[start of PROVIDED MATERIAL]

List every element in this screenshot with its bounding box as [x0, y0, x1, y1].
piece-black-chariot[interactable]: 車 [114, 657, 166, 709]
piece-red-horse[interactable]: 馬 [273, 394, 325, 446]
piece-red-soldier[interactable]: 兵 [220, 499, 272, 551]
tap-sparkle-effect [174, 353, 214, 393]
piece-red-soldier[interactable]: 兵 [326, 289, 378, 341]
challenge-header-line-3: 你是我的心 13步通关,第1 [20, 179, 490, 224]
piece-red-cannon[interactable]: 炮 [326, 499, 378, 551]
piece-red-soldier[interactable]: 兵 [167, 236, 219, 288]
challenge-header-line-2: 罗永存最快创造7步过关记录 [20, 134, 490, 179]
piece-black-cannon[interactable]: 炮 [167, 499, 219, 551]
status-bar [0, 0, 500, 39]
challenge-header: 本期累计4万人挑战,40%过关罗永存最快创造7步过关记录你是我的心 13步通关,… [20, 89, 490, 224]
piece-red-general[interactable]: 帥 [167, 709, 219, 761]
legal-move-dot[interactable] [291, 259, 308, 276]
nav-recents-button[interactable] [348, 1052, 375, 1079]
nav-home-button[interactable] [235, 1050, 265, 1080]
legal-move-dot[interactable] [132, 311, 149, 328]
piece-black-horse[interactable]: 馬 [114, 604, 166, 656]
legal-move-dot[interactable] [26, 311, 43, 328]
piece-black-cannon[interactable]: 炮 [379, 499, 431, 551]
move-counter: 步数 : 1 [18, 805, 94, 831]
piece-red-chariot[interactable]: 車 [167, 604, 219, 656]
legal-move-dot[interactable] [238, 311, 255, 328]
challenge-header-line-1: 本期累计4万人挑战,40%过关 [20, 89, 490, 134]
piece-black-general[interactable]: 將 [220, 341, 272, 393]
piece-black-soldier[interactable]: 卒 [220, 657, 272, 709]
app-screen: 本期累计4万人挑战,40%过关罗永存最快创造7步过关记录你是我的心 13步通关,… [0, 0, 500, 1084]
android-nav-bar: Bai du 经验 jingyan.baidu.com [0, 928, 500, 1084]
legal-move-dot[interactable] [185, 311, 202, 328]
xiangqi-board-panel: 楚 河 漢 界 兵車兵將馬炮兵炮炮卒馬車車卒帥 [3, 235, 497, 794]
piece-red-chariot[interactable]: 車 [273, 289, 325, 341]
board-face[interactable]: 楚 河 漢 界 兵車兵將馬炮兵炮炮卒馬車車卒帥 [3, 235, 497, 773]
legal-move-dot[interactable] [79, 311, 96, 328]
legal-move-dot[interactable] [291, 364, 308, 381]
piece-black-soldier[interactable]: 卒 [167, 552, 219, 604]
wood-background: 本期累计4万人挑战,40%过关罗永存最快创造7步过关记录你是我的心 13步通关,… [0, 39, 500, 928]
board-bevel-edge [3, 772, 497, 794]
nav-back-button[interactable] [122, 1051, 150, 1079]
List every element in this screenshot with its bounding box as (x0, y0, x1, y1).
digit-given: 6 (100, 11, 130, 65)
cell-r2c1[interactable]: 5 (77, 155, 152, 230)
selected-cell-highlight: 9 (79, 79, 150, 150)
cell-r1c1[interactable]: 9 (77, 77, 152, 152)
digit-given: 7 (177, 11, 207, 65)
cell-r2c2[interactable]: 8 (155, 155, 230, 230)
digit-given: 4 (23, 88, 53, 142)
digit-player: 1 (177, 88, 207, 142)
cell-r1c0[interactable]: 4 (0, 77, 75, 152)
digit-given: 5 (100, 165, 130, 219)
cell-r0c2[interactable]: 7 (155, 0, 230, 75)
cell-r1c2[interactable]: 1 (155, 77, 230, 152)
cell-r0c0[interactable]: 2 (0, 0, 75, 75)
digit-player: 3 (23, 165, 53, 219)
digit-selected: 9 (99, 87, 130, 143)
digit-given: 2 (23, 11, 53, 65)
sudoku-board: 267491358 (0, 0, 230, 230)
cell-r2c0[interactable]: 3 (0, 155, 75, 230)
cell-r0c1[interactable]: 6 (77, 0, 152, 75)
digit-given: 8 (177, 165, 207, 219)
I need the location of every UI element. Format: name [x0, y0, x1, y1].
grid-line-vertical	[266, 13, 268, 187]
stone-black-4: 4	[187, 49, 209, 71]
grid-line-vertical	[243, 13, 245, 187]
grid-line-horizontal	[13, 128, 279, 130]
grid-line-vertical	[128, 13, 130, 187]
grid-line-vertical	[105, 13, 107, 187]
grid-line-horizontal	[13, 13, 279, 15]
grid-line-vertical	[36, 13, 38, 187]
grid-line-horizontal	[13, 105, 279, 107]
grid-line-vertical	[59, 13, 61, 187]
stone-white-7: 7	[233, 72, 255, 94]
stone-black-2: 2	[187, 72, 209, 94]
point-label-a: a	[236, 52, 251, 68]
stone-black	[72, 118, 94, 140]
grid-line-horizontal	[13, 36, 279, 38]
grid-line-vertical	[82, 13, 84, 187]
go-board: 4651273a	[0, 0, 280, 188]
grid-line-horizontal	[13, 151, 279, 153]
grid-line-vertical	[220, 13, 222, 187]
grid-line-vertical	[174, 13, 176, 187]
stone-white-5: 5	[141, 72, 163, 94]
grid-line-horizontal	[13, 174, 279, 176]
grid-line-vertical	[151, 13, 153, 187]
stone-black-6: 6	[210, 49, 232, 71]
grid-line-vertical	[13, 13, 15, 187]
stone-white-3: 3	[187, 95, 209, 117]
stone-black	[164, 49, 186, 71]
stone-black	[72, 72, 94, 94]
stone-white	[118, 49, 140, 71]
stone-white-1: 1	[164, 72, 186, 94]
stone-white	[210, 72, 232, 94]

[end of PROVIDED MATERIAL]

WHAT THE EXERCISE ASKS:
Return every line of the material that contains the string "button", treating case as significant.

RESPONSE:
nav-recents-button[interactable] [348, 1052, 375, 1079]
nav-home-button[interactable] [235, 1050, 265, 1080]
nav-back-button[interactable] [122, 1051, 150, 1079]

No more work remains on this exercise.